Given problem »
Would you return all of this data exactly, leaving nothing out?

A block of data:
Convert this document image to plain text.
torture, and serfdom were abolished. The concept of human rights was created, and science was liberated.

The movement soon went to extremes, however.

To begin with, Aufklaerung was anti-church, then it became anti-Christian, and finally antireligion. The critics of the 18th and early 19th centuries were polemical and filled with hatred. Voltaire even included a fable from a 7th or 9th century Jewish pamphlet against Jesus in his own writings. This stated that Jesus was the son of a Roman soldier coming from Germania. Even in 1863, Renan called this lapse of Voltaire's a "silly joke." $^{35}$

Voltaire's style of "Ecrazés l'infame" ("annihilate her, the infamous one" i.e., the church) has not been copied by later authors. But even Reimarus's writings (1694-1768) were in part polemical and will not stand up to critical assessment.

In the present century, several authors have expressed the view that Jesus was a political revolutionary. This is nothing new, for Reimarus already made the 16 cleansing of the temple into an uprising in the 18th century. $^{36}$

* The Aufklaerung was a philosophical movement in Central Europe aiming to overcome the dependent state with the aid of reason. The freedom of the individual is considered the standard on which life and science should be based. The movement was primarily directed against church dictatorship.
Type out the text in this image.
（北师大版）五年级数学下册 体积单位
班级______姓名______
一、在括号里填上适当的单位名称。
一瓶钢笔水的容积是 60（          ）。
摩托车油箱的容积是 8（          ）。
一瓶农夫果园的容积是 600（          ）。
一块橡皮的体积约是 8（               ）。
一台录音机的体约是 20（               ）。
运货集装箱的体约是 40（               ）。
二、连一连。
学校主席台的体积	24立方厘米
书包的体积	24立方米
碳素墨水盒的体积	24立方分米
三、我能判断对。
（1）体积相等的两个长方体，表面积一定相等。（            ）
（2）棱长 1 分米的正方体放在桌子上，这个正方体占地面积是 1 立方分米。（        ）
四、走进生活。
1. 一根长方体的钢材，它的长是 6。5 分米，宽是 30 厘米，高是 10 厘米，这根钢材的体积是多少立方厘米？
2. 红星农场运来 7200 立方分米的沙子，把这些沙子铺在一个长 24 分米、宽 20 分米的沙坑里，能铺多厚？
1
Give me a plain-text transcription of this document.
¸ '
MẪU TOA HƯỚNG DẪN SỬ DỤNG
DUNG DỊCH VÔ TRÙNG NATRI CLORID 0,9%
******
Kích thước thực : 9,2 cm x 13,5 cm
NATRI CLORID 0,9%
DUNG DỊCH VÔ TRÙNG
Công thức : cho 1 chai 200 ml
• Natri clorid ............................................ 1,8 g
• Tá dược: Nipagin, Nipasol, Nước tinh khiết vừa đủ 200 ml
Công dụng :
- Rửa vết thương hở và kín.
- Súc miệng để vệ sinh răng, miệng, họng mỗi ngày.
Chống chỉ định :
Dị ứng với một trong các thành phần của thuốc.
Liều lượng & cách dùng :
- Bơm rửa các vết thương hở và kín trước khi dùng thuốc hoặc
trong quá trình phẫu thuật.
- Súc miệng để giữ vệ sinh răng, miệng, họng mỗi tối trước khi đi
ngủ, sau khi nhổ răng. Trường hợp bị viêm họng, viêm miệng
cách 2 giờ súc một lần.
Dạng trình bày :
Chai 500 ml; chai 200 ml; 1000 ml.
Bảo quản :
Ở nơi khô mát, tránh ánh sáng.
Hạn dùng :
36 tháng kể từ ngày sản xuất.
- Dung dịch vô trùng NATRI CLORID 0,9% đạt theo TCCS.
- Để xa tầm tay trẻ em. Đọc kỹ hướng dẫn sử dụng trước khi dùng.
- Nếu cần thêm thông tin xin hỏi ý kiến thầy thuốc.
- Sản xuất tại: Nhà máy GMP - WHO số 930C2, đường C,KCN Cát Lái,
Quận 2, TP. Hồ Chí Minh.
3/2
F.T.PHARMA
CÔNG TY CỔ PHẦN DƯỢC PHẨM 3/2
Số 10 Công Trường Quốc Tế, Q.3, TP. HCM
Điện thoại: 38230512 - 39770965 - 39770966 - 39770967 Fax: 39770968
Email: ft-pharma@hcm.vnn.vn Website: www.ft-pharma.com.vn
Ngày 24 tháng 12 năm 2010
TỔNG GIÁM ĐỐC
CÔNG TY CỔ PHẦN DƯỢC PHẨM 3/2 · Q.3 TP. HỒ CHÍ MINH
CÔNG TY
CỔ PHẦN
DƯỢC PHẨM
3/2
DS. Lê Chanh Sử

Result for this exercise »
Convert this document image to plain text.
torture, and serfdom were abolished. The concept of human rights was created, and science was liberated.

The movement soon went to extremes, however.

To begin with, Aufklaerung was anti-church, then it became anti-Christian, and finally antireligion. The critics of the 18th and early 19th centuries were polemical and filled with hatred. Voltaire even included a fable from a 7th or 9th century Jewish pamphlet against Jesus in his own writings. This stated that Jesus was the son of a Roman soldier coming from Germania. Even in 1863, Renan called this lapse of Voltaire's a "silly joke." $^{35}$

Voltaire's style of "Ecrazés l'infame" ("annihilate her, the infamous one" i.e., the church) has not been copied by later authors. But even Reimarus's writings (1694-1768) were in part polemical and will not stand up to critical assessment.

In the present century, several authors have expressed the view that Jesus was a political revolutionary. This is nothing new, for Reimarus already made the 16 cleansing of the temple into an uprising in the 18th century. $^{36}$

* The Aufklaerung was a philosophical movement in Central Europe aiming to overcome the dependent state with the aid of reason. The freedom of the individual is considered the standard on which life and science should be based. The movement was primarily directed against church dictatorship.
Type out the text in this image.
（北师大版）五年级数学下册 体积单位
班级______姓名______
一、在括号里填上适当的单位名称。
一瓶钢笔水的容积是 60（          ）。
摩托车油箱的容积是 8（          ）。
一瓶农夫果园的容积是 600（          ）。
一块橡皮的体积约是 8（               ）。
一台录音机的体约是 20（               ）。
运货集装箱的体约是 40（               ）。
二、连一连。
学校主席台的体积	24立方厘米
书包的体积	24立方米
碳素墨水盒的体积	24立方分米
三、我能判断对。
（1）体积相等的两个长方体，表面积一定相等。（            ）
（2）棱长 1 分米的正方体放在桌子上，这个正方体占地面积是 1 立方分米。（        ）
四、走进生活。
1. 一根长方体的钢材，它的长是 6。5 分米，宽是 30 厘米，高是 10 厘米，这根钢材的体积是多少立方厘米？
2. 红星农场运来 7200 立方分米的沙子，把这些沙子铺在一个长 24 分米、宽 20 分米的沙坑里，能铺多厚？
1
Give me a plain-text transcription of this document.
¸ '
MẪU TOA HƯỚNG DẪN SỬ DỤNG
DUNG DỊCH VÔ TRÙNG NATRI CLORID 0,9%
******
Kích thước thực : 9,2 cm x 13,5 cm
NATRI CLORID 0,9%
DUNG DỊCH VÔ TRÙNG
Công thức : cho 1 chai 200 ml
• Natri clorid ............................................ 1,8 g
• Tá dược: Nipagin, Nipasol, Nước tinh khiết vừa đủ 200 ml
Công dụng :
- Rửa vết thương hở và kín.
- Súc miệng để vệ sinh răng, miệng, họng mỗi ngày.
Chống chỉ định :
Dị ứng với một trong các thành phần của thuốc.
Liều lượng & cách dùng :
- Bơm rửa các vết thương hở và kín trước khi dùng thuốc hoặc
trong quá trình phẫu thuật.
- Súc miệng để giữ vệ sinh răng, miệng, họng mỗi tối trước khi đi
ngủ, sau khi nhổ răng. Trường hợp bị viêm họng, viêm miệng
cách 2 giờ súc một lần.
Dạng trình bày :
Chai 500 ml; chai 200 ml; 1000 ml.
Bảo quản :
Ở nơi khô mát, tránh ánh sáng.
Hạn dùng :
36 tháng kể từ ngày sản xuất.
- Dung dịch vô trùng NATRI CLORID 0,9% đạt theo TCCS.
- Để xa tầm tay trẻ em. Đọc kỹ hướng dẫn sử dụng trước khi dùng.
- Nếu cần thêm thông tin xin hỏi ý kiến thầy thuốc.
- Sản xuất tại: Nhà máy GMP - WHO số 930C2, đường C,KCN Cát Lái,
Quận 2, TP. Hồ Chí Minh.
3/2
F.T.PHARMA
CÔNG TY CỔ PHẦN DƯỢC PHẨM 3/2
Số 10 Công Trường Quốc Tế, Q.3, TP. HCM
Điện thoại: 38230512 - 39770965 - 39770966 - 39770967 Fax: 39770968
Email: ft-pharma@hcm.vnn.vn Website: www.ft-pharma.com.vn
Ngày 24 tháng 12 năm 2010
TỔNG GIÁM ĐỐC
CÔNG TY CỔ PHẦN DƯỢC PHẨM 3/2 · Q.3 TP. HỒ CHÍ MINH
CÔNG TY
CỔ PHẦN
DƯỢC PHẨM
3/2
DS. Lê Chanh Sử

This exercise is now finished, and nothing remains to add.